_Supplied passage_

• • • • • • •

Skip to main content

Documentation Index

Fetch the complete documentation index at: https://mintlify.com/apache/wayang/llms.txt

Use this file to discover all available pages before exploring further.

Wayang’s extensibility model is built entirely on plugins. Every platform that Wayang can execute on — Java Streams, Apache Spark, Apache Flink, PostgreSQL, and more — is connected to the framework through a plugin. Plugins are additive: the more you register, the more options the optimizer has when planning your job. This page explains what a plugin is, how it works internally, and which built-in plugins are available.

What Is a Plugin?

A Plugin is an interface in wayang-core that bundles three categories of components and registers all of them with the Configuration at startup:
// org.apache.wayang.core.plugin.Plugin
public interface Plugin {

    // 1. The platforms this plugin requires to be active
    Collection<Platform> getRequiredPlatforms();

    // 2. Mappings: logical operator → execution operator(s) on a platform
    Collection<Mapping> getMappings();

    // 3. Channel conversions: how to move data between platform boundaries
    Collection<ChannelConversion> getChannelConversions();

    // 4. Configuration properties specific to this platform/plugin
    void setProperties(Configuration configuration);

    // Called automatically by WayangContext.withPlugin()
    default void configure(Configuration configuration) {
        configuration.getPlatformProvider().addAllToWhitelist(this.getRequiredPlatforms());
        configuration.getMappingProvider().addAllToWhitelist(this.getMappings());
        configuration.getChannelConversionProvider().addAllToWhitelist(this.getChannelConversions());
        this.setProperties(configuration);
        // Note: the interface also supports blacklist/exclusion variants via
        // getExcludedRequiredPlatforms(), getExcludedMappings(), getExcludedChannelConversions()
    }
}
When you call wayang.withPlugin(Java.basicPlugin()), Wayang calls plugin.configure(configuration), which whitelists all the plugin’s platforms, mappings, and channel conversions. From that point on, the optimizer knows about them and can select them during plan enumeration.

• • • • • • •

_Raw data_

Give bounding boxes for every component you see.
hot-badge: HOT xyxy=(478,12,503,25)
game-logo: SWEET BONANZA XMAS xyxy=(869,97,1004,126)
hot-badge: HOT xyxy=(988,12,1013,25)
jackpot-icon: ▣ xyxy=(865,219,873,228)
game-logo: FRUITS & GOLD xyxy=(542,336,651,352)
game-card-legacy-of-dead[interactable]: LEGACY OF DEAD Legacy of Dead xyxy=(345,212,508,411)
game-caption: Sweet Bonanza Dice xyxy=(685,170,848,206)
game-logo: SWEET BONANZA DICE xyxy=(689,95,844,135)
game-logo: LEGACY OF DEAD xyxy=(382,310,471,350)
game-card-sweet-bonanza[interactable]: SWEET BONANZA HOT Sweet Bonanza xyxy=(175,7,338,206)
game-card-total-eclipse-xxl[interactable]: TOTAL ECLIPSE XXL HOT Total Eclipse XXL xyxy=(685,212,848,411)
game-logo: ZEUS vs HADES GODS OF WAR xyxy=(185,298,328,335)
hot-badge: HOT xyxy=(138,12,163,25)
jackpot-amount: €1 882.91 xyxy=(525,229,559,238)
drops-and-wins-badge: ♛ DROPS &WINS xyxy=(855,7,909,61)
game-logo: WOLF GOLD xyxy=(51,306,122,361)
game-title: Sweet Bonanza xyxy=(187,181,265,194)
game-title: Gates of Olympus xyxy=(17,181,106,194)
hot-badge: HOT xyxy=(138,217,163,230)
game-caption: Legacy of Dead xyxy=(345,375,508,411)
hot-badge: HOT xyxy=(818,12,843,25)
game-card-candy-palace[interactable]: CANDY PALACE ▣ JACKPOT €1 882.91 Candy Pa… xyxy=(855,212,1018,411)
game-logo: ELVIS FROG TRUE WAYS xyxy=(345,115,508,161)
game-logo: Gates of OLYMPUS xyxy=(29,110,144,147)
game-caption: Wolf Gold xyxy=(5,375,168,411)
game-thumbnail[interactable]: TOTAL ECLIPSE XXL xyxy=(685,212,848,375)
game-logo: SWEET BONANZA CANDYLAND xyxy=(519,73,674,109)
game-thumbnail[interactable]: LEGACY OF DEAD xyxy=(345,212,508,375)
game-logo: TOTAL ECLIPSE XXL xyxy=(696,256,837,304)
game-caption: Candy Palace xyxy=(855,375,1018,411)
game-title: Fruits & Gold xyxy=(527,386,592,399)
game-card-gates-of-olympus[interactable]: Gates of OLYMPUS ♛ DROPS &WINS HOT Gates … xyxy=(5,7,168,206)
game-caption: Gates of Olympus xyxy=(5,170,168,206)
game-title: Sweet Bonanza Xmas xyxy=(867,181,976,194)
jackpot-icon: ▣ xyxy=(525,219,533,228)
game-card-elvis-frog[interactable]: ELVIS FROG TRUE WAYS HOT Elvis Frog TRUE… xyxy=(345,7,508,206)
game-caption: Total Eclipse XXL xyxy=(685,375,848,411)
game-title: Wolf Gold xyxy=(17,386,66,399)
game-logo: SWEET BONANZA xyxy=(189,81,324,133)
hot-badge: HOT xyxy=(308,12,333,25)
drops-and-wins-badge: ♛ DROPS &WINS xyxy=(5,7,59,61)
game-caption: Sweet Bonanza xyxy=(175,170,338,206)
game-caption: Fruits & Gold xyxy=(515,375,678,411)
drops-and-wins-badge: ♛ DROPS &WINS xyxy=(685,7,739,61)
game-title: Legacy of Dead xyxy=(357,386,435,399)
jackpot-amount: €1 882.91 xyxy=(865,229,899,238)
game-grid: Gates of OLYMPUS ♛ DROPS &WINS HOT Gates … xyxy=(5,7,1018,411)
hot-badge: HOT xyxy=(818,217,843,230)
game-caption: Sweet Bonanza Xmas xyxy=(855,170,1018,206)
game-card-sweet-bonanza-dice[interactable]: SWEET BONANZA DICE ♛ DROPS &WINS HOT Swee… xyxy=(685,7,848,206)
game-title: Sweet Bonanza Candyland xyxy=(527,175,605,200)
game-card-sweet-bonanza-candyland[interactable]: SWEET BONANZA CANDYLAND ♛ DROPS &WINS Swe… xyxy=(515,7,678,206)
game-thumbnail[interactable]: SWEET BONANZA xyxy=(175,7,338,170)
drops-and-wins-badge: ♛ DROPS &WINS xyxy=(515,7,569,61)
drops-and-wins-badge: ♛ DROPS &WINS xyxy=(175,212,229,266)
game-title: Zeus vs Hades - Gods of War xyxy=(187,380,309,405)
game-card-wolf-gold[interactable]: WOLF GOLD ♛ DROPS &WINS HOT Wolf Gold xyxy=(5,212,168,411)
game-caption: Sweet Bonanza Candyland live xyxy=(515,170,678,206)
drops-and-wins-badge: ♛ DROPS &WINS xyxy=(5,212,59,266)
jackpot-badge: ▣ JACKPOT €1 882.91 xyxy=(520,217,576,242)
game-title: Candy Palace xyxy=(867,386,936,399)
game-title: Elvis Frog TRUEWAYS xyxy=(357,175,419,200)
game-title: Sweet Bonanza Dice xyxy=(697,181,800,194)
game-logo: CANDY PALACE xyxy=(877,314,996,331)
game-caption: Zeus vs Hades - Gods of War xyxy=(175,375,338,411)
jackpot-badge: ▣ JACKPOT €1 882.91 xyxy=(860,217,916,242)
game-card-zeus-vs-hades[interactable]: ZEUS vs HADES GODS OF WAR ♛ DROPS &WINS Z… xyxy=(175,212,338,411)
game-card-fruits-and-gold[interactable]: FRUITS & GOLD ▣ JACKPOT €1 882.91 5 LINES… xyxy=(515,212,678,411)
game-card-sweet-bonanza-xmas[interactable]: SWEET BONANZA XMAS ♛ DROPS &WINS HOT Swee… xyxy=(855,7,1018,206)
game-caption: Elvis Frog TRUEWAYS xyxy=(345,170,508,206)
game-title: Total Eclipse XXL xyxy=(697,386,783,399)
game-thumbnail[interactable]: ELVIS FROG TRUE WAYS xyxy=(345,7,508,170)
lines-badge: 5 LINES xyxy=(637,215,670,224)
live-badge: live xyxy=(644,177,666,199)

• • • • • • •

_Tasks to perform_
(1) Translate this sentence from the Wayang plugins page into Spanish: "Plugins are additive: the more you register, the more options the optimizer has when planning your job."
(2) Write what comes next in the Wayang plugins page, picking up after its final sentence.
The listing has no connection to the Wayang plugins page.

_Outputs in order_
(1) Los plugins son aditivos: cuantos más registres, más opciones tiene el optimizador al planificar tu trabajo.

(2)
How Mappings Work

A Mapping is a set of PlanTransformation rules. Each rule specifies a pattern (a subgraph of logical operators) and a replacement (one or more execution operators on a specific platform). The optimizer applies these transformations when expanding a logical plan into candidate physical plans. For example, Java.basicPlugin() contributes a mapping that says: “a MapOperator<In, Out> can be replaced by a JavaMapOperator<In, Out> running on the JavaPlatform.” Similarly, Spark.basicPlugin() contributes “a MapOperator<In, Out> can be replaced by a SparkMapOperator<In, Out> running on the SparkPlatform.” With both plugins registered, the optimizer has two candidate implementations for every MapOperator and will pick whichever is cheaper given the estimated data size and platform costs.
Logical Plan:                Physical Plan Options:
  MapOperator         →     JavaMapOperator   (Java plugin)
                      →     SparkMapOperator  (Spark plugin)

Channel Conversions

When the optimizer assigns two adjacent operators to different platforms, it needs a recipe to move data across the boundary. That recipe is a ChannelConversion. Each conversion has a source channel type, a target channel type, and an estimated cost (time + resources). Typical conversions:
  • Java CollectionChannel → HDFS text file → Spark RddChannel — used when the optimizer sends data from a Java stage to a Spark stage.
  • Spark RddChannel → Java CollectionChannel — used when the optimizer pulls Spark results back into a local Java stage.
  • Any platform → JDBC → PostgreSQL table — used when the Postgres plugin is active and the optimizer routes output to a SQL stage.
Channel conversions are also contributed by dedicated channel-conversion plugins (e.g., Java.channelConversionPlugin(), Spark.conversionPlugin()).
The optimizer includes channel conversion costs in its total plan cost. A cross-platform split is only chosen if the savings from using a faster platform outweigh the serialization overhead of the boundary.

Built-In Plugins

Java

The Java plugin maps most built-in operators to Java Streams and in-memory collections. It is the default choice for small data and for local development because it has zero startup overhead.
import org.apache.wayang.java.Java;

wayang.withPlugin(Java.basicPlugin());          // core operators via Java Streams
wayang.withPlugin(Java.channelConversionPlugin()); // channel conversions for Java↔other
wayang.withPlugin(Java.graphPlugin());          // PageRank and other graph operators
Entry pointWhat it adds
Java.basicPlugin()Mappings for all standard operators (map, filter, flatMap, reduceByKey, join, etc.) to Java Streams
Java.channelConversionPlugin()Conversions between Java channels and cross-platform serialized formats
Java.graphPlugin()PageRankOperator mapping for the JavaPlatform

Apache Spark

The Spark plugin maps operators to Spark RDD and DataFrame operations. Add it alongside the Java plugin to let the optimizer choose between local and distributed execution per operator.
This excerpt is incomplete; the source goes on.